## THE TASK
List every line below containing "Range".

Stored dataset items
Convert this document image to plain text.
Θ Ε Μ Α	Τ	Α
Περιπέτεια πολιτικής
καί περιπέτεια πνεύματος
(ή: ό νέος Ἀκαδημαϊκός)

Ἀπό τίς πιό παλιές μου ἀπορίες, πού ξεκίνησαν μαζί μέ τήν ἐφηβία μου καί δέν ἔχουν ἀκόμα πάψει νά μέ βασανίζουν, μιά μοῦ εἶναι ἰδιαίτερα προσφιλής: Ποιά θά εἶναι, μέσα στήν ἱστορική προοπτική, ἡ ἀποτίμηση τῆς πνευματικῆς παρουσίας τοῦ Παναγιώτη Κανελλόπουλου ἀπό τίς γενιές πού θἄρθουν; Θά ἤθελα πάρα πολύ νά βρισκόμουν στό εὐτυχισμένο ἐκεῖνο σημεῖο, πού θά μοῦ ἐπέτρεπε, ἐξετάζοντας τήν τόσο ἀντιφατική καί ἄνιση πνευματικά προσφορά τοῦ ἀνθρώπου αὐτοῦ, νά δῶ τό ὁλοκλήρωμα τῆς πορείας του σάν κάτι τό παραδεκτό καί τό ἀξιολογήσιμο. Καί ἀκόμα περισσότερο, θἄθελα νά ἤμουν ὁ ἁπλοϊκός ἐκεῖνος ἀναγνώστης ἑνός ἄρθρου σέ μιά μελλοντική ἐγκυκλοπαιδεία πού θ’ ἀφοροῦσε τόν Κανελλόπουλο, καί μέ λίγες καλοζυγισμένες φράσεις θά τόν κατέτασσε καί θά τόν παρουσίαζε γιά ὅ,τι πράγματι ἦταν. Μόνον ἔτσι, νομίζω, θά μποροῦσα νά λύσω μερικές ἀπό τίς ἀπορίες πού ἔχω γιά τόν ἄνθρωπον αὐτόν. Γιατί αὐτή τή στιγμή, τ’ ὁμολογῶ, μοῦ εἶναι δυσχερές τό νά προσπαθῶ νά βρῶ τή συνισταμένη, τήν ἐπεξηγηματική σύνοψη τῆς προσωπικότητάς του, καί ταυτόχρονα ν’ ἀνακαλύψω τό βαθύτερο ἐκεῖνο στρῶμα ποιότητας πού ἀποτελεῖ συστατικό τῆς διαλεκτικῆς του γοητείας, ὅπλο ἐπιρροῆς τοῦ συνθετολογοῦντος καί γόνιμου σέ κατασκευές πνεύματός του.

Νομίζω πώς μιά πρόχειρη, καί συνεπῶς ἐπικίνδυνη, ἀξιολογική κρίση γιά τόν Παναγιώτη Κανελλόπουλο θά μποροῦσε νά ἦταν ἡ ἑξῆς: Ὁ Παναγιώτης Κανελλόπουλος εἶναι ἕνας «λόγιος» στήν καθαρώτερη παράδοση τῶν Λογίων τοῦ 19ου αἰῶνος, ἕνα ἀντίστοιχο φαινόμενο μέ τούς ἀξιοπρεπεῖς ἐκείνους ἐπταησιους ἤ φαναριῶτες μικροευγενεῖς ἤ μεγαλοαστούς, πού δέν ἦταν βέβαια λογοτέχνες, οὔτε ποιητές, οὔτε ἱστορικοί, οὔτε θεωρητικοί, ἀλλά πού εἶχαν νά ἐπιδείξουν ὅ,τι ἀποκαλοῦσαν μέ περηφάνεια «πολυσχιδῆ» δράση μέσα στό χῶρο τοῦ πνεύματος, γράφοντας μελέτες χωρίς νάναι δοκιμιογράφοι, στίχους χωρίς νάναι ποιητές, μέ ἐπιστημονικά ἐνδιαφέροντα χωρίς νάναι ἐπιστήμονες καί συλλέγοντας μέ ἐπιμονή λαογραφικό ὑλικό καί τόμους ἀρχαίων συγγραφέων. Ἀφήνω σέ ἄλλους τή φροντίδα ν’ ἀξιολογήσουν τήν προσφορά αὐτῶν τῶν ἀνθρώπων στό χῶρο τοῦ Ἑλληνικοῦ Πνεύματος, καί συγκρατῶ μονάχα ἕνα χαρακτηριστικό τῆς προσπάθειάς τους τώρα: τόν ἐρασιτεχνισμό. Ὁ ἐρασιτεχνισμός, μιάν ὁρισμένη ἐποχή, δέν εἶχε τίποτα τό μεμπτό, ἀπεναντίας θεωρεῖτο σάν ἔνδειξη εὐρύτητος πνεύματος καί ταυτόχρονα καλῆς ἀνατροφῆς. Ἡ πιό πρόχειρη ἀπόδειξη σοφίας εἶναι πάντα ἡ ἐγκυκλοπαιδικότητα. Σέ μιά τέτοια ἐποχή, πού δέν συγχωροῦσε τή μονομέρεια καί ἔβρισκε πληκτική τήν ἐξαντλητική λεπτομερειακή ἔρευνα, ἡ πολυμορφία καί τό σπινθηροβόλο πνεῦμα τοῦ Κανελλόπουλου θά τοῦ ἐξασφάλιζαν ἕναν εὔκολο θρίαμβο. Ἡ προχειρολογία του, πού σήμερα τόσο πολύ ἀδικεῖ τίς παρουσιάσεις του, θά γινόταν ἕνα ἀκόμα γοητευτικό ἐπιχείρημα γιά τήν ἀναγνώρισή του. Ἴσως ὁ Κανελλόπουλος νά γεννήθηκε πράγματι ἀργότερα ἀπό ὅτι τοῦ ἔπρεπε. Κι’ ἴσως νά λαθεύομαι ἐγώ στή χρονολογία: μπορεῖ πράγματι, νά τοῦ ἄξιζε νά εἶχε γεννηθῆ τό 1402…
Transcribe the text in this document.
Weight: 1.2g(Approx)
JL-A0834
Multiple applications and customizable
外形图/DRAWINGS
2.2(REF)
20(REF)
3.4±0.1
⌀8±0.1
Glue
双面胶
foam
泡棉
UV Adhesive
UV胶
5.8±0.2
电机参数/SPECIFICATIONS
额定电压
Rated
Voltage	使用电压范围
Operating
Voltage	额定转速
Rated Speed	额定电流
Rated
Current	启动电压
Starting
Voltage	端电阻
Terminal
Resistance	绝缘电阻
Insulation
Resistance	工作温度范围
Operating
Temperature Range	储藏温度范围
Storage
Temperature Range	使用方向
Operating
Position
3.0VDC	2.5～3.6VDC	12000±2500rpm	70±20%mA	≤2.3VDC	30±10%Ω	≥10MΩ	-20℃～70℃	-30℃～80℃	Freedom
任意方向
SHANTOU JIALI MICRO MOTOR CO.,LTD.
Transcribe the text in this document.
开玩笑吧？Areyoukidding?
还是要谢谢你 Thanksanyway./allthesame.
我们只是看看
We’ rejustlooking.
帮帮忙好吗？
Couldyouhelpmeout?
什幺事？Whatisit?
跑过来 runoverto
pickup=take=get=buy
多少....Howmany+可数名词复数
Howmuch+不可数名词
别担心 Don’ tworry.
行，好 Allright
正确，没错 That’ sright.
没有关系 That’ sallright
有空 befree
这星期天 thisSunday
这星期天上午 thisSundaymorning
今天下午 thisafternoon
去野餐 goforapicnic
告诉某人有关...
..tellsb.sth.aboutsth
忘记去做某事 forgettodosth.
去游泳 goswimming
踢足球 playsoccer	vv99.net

## REPLY TO THE TASK
Temperature Range	储藏温度范围
Temperature Range	使用方向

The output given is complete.